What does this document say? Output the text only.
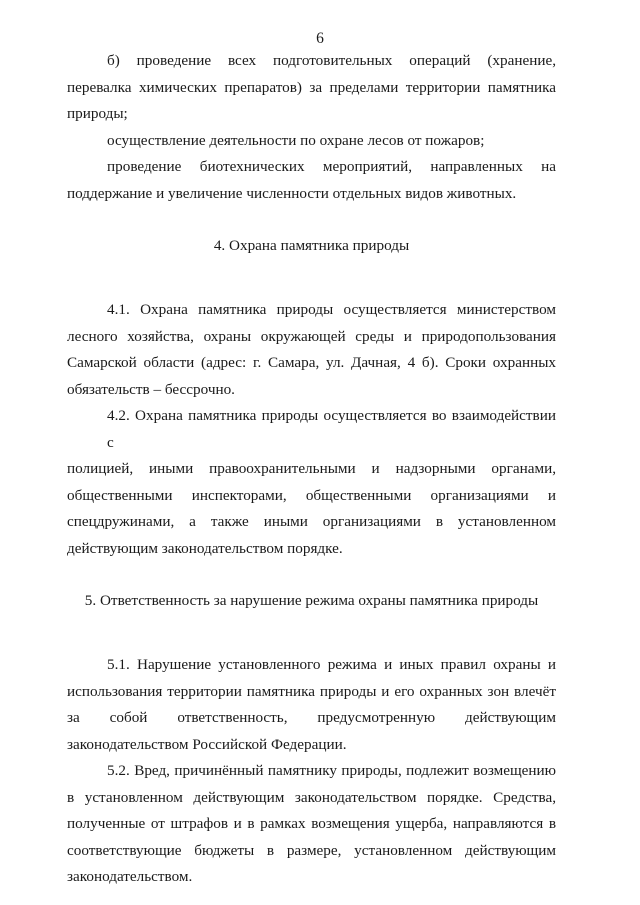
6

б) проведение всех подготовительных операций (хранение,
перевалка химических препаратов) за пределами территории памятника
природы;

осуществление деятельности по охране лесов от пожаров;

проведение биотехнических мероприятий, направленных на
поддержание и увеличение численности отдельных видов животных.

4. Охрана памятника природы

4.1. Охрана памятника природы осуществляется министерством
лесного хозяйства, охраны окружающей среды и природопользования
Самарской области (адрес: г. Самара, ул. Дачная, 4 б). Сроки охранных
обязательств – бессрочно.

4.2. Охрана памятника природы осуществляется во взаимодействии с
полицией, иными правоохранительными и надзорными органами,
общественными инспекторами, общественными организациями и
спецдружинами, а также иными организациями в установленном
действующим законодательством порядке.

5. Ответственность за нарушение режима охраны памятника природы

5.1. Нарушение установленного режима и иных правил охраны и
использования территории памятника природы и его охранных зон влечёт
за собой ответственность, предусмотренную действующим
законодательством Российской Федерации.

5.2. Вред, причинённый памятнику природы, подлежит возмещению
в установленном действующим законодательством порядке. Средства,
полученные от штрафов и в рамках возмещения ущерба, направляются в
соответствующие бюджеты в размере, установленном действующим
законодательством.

**Work to do:** Take the listing and print it again exactly, but without any pictures.

**Solution below:**
What does this document say? Output the text only.
6

б) проведение всех подготовительных операций (хранение,
перевалка химических препаратов) за пределами территории памятника
природы;

осуществление деятельности по охране лесов от пожаров;

проведение биотехнических мероприятий, направленных на
поддержание и увеличение численности отдельных видов животных.

4. Охрана памятника природы

4.1. Охрана памятника природы осуществляется министерством
лесного хозяйства, охраны окружающей среды и природопользования
Самарской области (адрес: г. Самара, ул. Дачная, 4 б). Сроки охранных
обязательств – бессрочно.

4.2. Охрана памятника природы осуществляется во взаимодействии с
полицией, иными правоохранительными и надзорными органами,
общественными инспекторами, общественными организациями и
спецдружинами, а также иными организациями в установленном
действующим законодательством порядке.

5. Ответственность за нарушение режима охраны памятника природы

5.1. Нарушение установленного режима и иных правил охраны и
использования территории памятника природы и его охранных зон влечёт
за собой ответственность, предусмотренную действующим
законодательством Российской Федерации.

5.2. Вред, причинённый памятнику природы, подлежит возмещению
в установленном действующим законодательством порядке. Средства,
полученные от штрафов и в рамках возмещения ущерба, направляются в
соответствующие бюджеты в размере, установленном действующим
законодательством.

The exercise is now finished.